What you are asked to do » Find and return each line containing "AGRCA".

Exercise material »
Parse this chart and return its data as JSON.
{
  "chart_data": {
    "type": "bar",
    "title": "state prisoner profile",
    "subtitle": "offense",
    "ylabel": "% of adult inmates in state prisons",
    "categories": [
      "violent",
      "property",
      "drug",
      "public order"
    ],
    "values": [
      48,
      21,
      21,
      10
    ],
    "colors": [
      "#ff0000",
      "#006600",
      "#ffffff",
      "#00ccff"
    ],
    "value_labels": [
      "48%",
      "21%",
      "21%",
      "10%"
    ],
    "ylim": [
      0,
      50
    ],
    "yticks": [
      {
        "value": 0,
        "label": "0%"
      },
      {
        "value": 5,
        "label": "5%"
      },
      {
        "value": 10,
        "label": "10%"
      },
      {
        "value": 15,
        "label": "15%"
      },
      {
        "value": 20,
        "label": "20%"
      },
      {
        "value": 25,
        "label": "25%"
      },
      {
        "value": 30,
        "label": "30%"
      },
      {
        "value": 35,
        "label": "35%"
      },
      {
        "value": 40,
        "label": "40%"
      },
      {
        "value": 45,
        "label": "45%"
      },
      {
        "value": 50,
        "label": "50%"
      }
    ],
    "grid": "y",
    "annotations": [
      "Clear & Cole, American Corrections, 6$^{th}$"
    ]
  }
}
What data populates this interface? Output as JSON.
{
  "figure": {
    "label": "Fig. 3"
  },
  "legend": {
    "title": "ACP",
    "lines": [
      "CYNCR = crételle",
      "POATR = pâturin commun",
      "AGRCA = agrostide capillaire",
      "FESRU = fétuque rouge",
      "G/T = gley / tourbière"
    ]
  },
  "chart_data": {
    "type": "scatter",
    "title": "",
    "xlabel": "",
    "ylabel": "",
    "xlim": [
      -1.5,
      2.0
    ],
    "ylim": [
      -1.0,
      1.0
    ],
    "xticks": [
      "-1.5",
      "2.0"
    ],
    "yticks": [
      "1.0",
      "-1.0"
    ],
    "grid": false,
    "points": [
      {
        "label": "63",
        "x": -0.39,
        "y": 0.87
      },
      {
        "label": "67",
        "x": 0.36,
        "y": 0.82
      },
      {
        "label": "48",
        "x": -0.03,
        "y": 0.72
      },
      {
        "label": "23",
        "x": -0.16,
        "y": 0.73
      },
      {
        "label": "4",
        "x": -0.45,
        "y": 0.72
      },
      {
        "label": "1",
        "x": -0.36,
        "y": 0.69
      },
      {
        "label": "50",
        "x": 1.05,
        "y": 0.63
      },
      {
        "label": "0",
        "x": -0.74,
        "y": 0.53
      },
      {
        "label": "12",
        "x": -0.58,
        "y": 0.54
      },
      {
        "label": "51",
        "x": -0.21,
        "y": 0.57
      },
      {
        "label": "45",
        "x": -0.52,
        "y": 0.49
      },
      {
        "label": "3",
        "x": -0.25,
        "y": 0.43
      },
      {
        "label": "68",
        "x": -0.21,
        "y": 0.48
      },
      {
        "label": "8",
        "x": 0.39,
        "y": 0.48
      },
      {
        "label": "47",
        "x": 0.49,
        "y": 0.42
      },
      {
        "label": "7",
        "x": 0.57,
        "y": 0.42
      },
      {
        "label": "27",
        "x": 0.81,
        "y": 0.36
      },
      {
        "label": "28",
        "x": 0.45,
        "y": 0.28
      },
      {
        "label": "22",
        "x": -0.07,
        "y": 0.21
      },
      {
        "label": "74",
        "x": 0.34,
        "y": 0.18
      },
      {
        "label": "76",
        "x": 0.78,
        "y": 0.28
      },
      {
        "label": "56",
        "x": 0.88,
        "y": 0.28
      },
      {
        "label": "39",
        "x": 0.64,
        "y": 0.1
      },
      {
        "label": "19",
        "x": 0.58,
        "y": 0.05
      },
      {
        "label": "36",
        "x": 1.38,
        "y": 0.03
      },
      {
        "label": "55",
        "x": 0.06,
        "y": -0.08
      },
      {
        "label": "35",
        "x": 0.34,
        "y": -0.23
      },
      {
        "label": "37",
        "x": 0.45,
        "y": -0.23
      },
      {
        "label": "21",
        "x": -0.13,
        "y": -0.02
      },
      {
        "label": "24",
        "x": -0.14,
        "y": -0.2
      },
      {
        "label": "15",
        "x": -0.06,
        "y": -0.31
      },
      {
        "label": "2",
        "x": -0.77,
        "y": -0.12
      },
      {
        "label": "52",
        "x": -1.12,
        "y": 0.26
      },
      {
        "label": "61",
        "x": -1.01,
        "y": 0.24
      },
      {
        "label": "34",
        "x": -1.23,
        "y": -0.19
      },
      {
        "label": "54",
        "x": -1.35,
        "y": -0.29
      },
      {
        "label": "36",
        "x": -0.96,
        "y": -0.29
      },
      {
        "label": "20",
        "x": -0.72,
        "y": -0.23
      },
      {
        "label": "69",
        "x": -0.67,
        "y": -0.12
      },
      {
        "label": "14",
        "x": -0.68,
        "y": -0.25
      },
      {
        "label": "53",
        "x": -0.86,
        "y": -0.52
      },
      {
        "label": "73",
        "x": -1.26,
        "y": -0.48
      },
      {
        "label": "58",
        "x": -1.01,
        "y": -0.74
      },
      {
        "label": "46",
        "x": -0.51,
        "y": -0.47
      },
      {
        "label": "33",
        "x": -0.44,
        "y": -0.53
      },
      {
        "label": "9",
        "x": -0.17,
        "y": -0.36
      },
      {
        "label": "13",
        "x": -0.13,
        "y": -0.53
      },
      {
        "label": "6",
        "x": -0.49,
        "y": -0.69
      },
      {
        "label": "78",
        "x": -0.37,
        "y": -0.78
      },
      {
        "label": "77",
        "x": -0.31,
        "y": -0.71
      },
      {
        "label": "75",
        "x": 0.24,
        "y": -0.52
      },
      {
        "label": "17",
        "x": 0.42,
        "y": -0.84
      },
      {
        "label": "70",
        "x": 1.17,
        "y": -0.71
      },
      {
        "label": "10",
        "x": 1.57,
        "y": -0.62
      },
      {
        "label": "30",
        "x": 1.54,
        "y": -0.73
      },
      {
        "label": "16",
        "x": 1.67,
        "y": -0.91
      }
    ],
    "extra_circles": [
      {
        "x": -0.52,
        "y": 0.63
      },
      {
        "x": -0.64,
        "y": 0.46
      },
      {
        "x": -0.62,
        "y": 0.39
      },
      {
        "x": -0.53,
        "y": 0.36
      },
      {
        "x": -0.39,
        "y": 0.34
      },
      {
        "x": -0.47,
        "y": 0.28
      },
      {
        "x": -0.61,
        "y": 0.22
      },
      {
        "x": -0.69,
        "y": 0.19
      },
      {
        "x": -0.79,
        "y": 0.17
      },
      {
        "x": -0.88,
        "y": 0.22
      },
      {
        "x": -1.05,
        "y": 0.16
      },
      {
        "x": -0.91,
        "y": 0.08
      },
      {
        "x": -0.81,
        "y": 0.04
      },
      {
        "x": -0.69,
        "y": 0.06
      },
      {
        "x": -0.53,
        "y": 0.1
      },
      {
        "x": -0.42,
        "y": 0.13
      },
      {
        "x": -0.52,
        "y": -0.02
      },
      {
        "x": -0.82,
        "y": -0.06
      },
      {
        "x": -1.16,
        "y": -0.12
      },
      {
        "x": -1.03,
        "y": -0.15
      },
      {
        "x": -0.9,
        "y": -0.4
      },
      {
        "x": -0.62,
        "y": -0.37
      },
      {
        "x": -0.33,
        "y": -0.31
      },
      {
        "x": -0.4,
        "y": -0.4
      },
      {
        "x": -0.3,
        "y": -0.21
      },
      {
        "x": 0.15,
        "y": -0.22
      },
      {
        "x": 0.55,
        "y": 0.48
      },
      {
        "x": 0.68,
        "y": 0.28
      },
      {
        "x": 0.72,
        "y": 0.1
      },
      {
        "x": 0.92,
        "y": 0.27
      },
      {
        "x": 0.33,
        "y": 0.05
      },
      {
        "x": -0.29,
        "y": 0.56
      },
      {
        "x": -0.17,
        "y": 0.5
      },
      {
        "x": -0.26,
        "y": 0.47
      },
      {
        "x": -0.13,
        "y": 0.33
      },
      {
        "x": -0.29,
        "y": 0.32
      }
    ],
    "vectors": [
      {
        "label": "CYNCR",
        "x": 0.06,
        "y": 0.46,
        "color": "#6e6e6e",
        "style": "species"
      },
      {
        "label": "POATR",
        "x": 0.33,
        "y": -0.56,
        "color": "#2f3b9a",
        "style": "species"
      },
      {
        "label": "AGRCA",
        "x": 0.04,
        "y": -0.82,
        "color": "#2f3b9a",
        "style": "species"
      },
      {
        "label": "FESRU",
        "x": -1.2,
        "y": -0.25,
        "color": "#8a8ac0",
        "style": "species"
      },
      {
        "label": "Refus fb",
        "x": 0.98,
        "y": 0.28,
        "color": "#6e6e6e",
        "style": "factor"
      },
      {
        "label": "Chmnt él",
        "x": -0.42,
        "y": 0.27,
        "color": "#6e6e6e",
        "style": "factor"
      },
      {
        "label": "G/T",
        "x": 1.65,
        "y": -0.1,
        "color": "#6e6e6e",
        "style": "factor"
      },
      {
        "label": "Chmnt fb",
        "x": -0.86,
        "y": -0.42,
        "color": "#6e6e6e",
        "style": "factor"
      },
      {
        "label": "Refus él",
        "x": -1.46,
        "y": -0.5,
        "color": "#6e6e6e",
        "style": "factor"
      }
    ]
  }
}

Task output »
      "AGRCA = agrostide capillaire",
        "label": "AGRCA",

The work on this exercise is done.